-- THE REQUEST --
Drop every picture and give the entries back exactly.
──────── DATASET RECORDS ────────
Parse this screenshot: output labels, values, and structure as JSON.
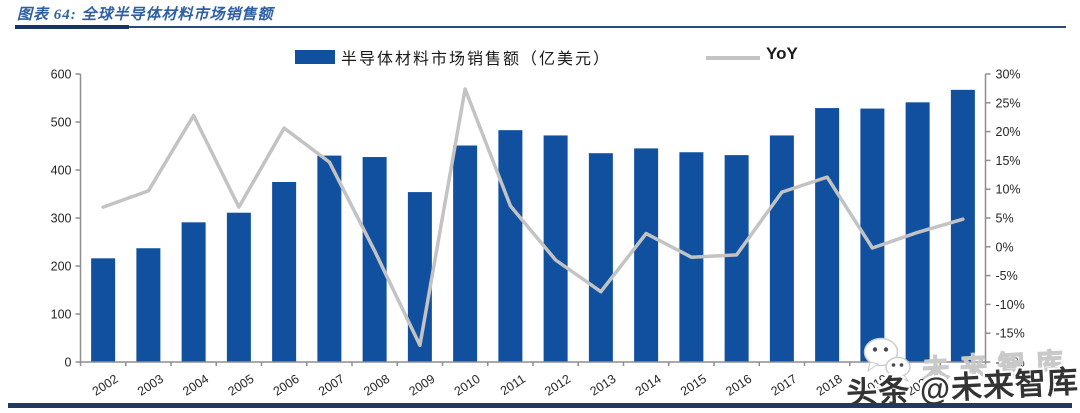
{
  "header": {
    "title": "图表 64: 全球半导体材料市场销售额"
  },
  "legend": {
    "bar_label": "半导体材料市场销售额（亿美元）",
    "line_label": "YoY"
  },
  "chart_data": {
    "type": "bar",
    "title": "全球半导体材料市场销售额",
    "categories": [
      "2002",
      "2003",
      "2004",
      "2005",
      "2006",
      "2007",
      "2008",
      "2009",
      "2010",
      "2011",
      "2012",
      "2013",
      "2014",
      "2015",
      "2016",
      "2017",
      "2018",
      "2019",
      "2020",
      "2021"
    ],
    "series": [
      {
        "name": "半导体材料市场销售额（亿美元）",
        "type": "bar",
        "axis": "left",
        "values": [
          216,
          237,
          291,
          311,
          375,
          430,
          427,
          354,
          451,
          483,
          472,
          435,
          445,
          437,
          431,
          472,
          529,
          528,
          541,
          567
        ]
      },
      {
        "name": "YoY",
        "type": "line",
        "axis": "right",
        "unit": "%",
        "values": [
          6.9,
          9.7,
          22.8,
          6.9,
          20.6,
          14.7,
          -0.7,
          -17.1,
          27.4,
          7.1,
          -2.3,
          -7.8,
          2.3,
          -1.8,
          -1.4,
          9.5,
          12.1,
          -0.2,
          2.5,
          4.8
        ]
      }
    ],
    "left_axis": {
      "min": 0,
      "max": 600,
      "step": 100,
      "tick_labels": [
        "600",
        "500",
        "400",
        "300",
        "200",
        "100",
        "0"
      ]
    },
    "right_axis": {
      "min": -20,
      "max": 30,
      "step": 5,
      "tick_labels": [
        "30%",
        "25%",
        "20%",
        "15%",
        "10%",
        "5%",
        "0%",
        "-5%",
        "-10%",
        "-15%",
        "-20%"
      ]
    },
    "grid": false,
    "legend_position": "top"
  },
  "watermark": {
    "row1": "未来智库",
    "row2": "头条 @未来智库"
  },
  "colors": {
    "bar": "#11509F",
    "line": "#C3C3C3",
    "axis": "#8E8E8E",
    "tick_label": "#262626",
    "title": "#2E5FA3",
    "divider": "#1E3A5F",
    "footer_bar": "#1E3A5F"
  }
}
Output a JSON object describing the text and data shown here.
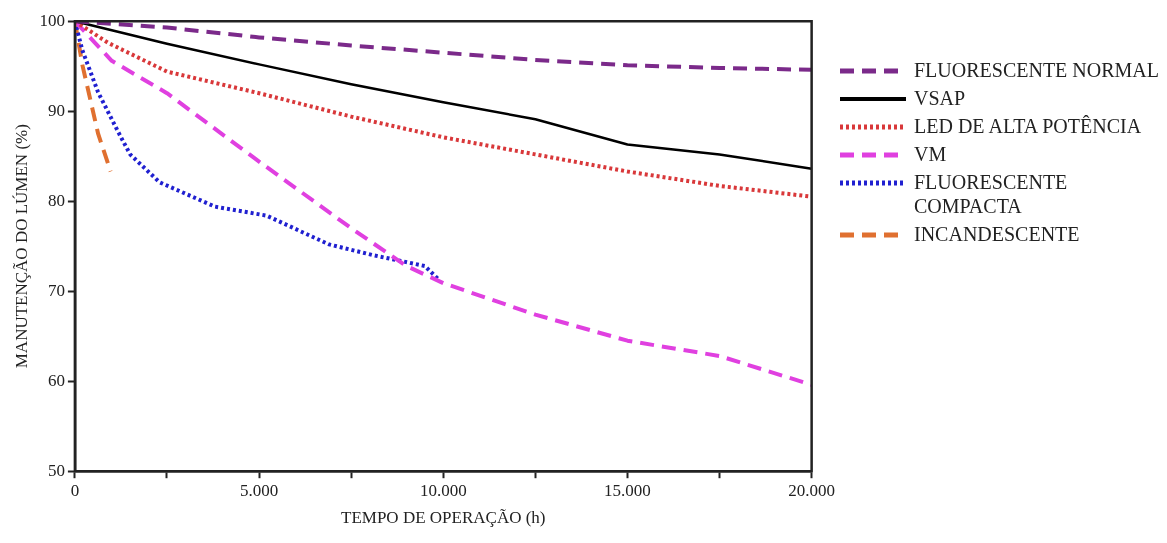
{
  "chart_data": {
    "type": "line",
    "xlabel": "TEMPO DE OPERAÇÃO (h)",
    "ylabel": "MANUTENÇÃO DO LÚMEN (%)",
    "xlim": [
      0,
      20000
    ],
    "ylim": [
      50,
      100
    ],
    "xticks": [
      {
        "value": 0,
        "label": "0"
      },
      {
        "value": 2500,
        "label": null
      },
      {
        "value": 5000,
        "label": "5.000"
      },
      {
        "value": 7500,
        "label": null
      },
      {
        "value": 10000,
        "label": "10.000"
      },
      {
        "value": 12500,
        "label": null
      },
      {
        "value": 15000,
        "label": "15.000"
      },
      {
        "value": 17500,
        "label": null
      },
      {
        "value": 20000,
        "label": "20.000"
      }
    ],
    "yticks": [
      50,
      60,
      70,
      80,
      90,
      100
    ],
    "grid": false,
    "legend": "right",
    "marker": "none",
    "series": [
      {
        "name": "FLUORESCENTE NORMAL",
        "color": "#7b2a8a",
        "line_style": "dashed",
        "x": [
          0,
          2500,
          5000,
          7500,
          10000,
          12500,
          15000,
          17500,
          20000
        ],
        "values": [
          100,
          99.3,
          98.2,
          97.3,
          96.5,
          95.7,
          95.1,
          94.8,
          94.6
        ]
      },
      {
        "name": "VSAP",
        "color": "#000000",
        "line_style": "solid",
        "x": [
          0,
          2500,
          5000,
          7500,
          10000,
          12500,
          15000,
          17500,
          20000
        ],
        "values": [
          100,
          97.5,
          95.2,
          93,
          91,
          89.1,
          86.3,
          85.2,
          83.6
        ]
      },
      {
        "name": "LED DE ALTA POTÊNCIA",
        "color": "#d9383a",
        "line_style": "dotted",
        "x": [
          0,
          900,
          2500,
          5000,
          7500,
          10000,
          12500,
          15000,
          17500,
          20000
        ],
        "values": [
          100,
          97.6,
          94.4,
          92,
          89.4,
          87.1,
          85.2,
          83.3,
          81.7,
          80.5
        ]
      },
      {
        "name": "VM",
        "color": "#e040e0",
        "line_style": "dashed",
        "x": [
          0,
          1000,
          2500,
          5000,
          7500,
          9000,
          10000,
          12500,
          15000,
          17500,
          20000
        ],
        "values": [
          100,
          95.6,
          92,
          84.4,
          77,
          72.8,
          70.9,
          67.4,
          64.5,
          62.8,
          59.6
        ]
      },
      {
        "name": "FLUORESCENTE COMPACTA",
        "color": "#2020d0",
        "line_style": "dotted",
        "x": [
          0,
          200,
          630,
          1200,
          1500,
          2300,
          3800,
          5200,
          6900,
          8100,
          9500,
          9900
        ],
        "values": [
          100,
          96.8,
          92.1,
          87.5,
          85.2,
          82.1,
          79.4,
          78.4,
          75.2,
          74,
          72.8,
          71.2
        ]
      },
      {
        "name": "INCANDESCENTE",
        "color": "#e07030",
        "line_style": "dashed",
        "x": [
          0,
          200,
          630,
          970
        ],
        "values": [
          100,
          95.2,
          87.5,
          83.3
        ]
      }
    ]
  }
}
────────
-- ANSWER FOR THE TASK --
Parse this screenshot: output labels, values, and structure as JSON.
{
  "header": {
    "title": "图表 64: 全球半导体材料市场销售额"
  },
  "legend": {
    "bar_label": "半导体材料市场销售额（亿美元）",
    "line_label": "YoY"
  },
  "chart_data": {
    "type": "bar",
    "title": "全球半导体材料市场销售额",
    "categories": [
      "2002",
      "2003",
      "2004",
      "2005",
      "2006",
      "2007",
      "2008",
      "2009",
      "2010",
      "2011",
      "2012",
      "2013",
      "2014",
      "2015",
      "2016",
      "2017",
      "2018",
      "2019",
      "2020",
      "2021"
    ],
    "series": [
      {
        "name": "半导体材料市场销售额（亿美元）",
        "type": "bar",
        "axis": "left",
        "values": [
          216,
          237,
          291,
          311,
          375,
          430,
          427,
          354,
          451,
          483,
          472,
          435,
          445,
          437,
          431,
          472,
          529,
          528,
          541,
          567
        ]
      },
      {
        "name": "YoY",
        "type": "line",
        "axis": "right",
        "unit": "%",
        "values": [
          6.9,
          9.7,
          22.8,
          6.9,
          20.6,
          14.7,
          -0.7,
          -17.1,
          27.4,
          7.1,
          -2.3,
          -7.8,
          2.3,
          -1.8,
          -1.4,
          9.5,
          12.1,
          -0.2,
          2.5,
          4.8
        ]
      }
    ],
    "left_axis": {
      "min": 0,
      "max": 600,
      "step": 100,
      "tick_labels": [
        "600",
        "500",
        "400",
        "300",
        "200",
        "100",
        "0"
      ]
    },
    "right_axis": {
      "min": -20,
      "max": 30,
      "step": 5,
      "tick_labels": [
        "30%",
        "25%",
        "20%",
        "15%",
        "10%",
        "5%",
        "0%",
        "-5%",
        "-10%",
        "-15%",
        "-20%"
      ]
    },
    "grid": false,
    "legend_position": "top"
  },
  "watermark": {
    "row1": "未来智库",
    "row2": "头条 @未来智库"
  },
  "colors": {
    "bar": "#11509F",
    "line": "#C3C3C3",
    "axis": "#8E8E8E",
    "tick_label": "#262626",
    "title": "#2E5FA3",
    "divider": "#1E3A5F",
    "footer_bar": "#1E3A5F"
  }
}
Output a JSON object describing the text and data shown here.
{
  "chart_data": {
    "type": "line",
    "xlabel": "TEMPO DE OPERAÇÃO (h)",
    "ylabel": "MANUTENÇÃO DO LÚMEN (%)",
    "xlim": [
      0,
      20000
    ],
    "ylim": [
      50,
      100
    ],
    "xticks": [
      {
        "value": 0,
        "label": "0"
      },
      {
        "value": 2500,
        "label": null
      },
      {
        "value": 5000,
        "label": "5.000"
      },
      {
        "value": 7500,
        "label": null
      },
      {
        "value": 10000,
        "label": "10.000"
      },
      {
        "value": 12500,
        "label": null
      },
      {
        "value": 15000,
        "label": "15.000"
      },
      {
        "value": 17500,
        "label": null
      },
      {
        "value": 20000,
        "label": "20.000"
      }
    ],
    "yticks": [
      50,
      60,
      70,
      80,
      90,
      100
    ],
    "grid": false,
    "legend": "right",
    "marker": "none",
    "series": [
      {
        "name": "FLUORESCENTE NORMAL",
        "color": "#7b2a8a",
        "line_style": "dashed",
        "x": [
          0,
          2500,
          5000,
          7500,
          10000,
          12500,
          15000,
          17500,
          20000
        ],
        "values": [
          100,
          99.3,
          98.2,
          97.3,
          96.5,
          95.7,
          95.1,
          94.8,
          94.6
        ]
      },
      {
        "name": "VSAP",
        "color": "#000000",
        "line_style": "solid",
        "x": [
          0,
          2500,
          5000,
          7500,
          10000,
          12500,
          15000,
          17500,
          20000
        ],
        "values": [
          100,
          97.5,
          95.2,
          93,
          91,
          89.1,
          86.3,
          85.2,
          83.6
        ]
      },
      {
        "name": "LED DE ALTA POTÊNCIA",
        "color": "#d9383a",
        "line_style": "dotted",
        "x": [
          0,
          900,
          2500,
          5000,
          7500,
          10000,
          12500,
          15000,
          17500,
          20000
        ],
        "values": [
          100,
          97.6,
          94.4,
          92,
          89.4,
          87.1,
          85.2,
          83.3,
          81.7,
          80.5
        ]
      },
      {
        "name": "VM",
        "color": "#e040e0",
        "line_style": "dashed",
        "x": [
          0,
          1000,
          2500,
          5000,
          7500,
          9000,
          10000,
          12500,
          15000,
          17500,
          20000
        ],
        "values": [
          100,
          95.6,
          92,
          84.4,
          77,
          72.8,
          70.9,
          67.4,
          64.5,
          62.8,
          59.6
        ]
      },
      {
        "name": "FLUORESCENTE COMPACTA",
        "color": "#2020d0",
        "line_style": "dotted",
        "x": [
          0,
          200,
          630,
          1200,
          1500,
          2300,
          3800,
          5200,
          6900,
          8100,
          9500,
          9900
        ],
        "values": [
          100,
          96.8,
          92.1,
          87.5,
          85.2,
          82.1,
          79.4,
          78.4,
          75.2,
          74,
          72.8,
          71.2
        ]
      },
      {
        "name": "INCANDESCENTE",
        "color": "#e07030",
        "line_style": "dashed",
        "x": [
          0,
          200,
          630,
          970
        ],
        "values": [
          100,
          95.2,
          87.5,
          83.3
        ]
      }
    ]
  }
}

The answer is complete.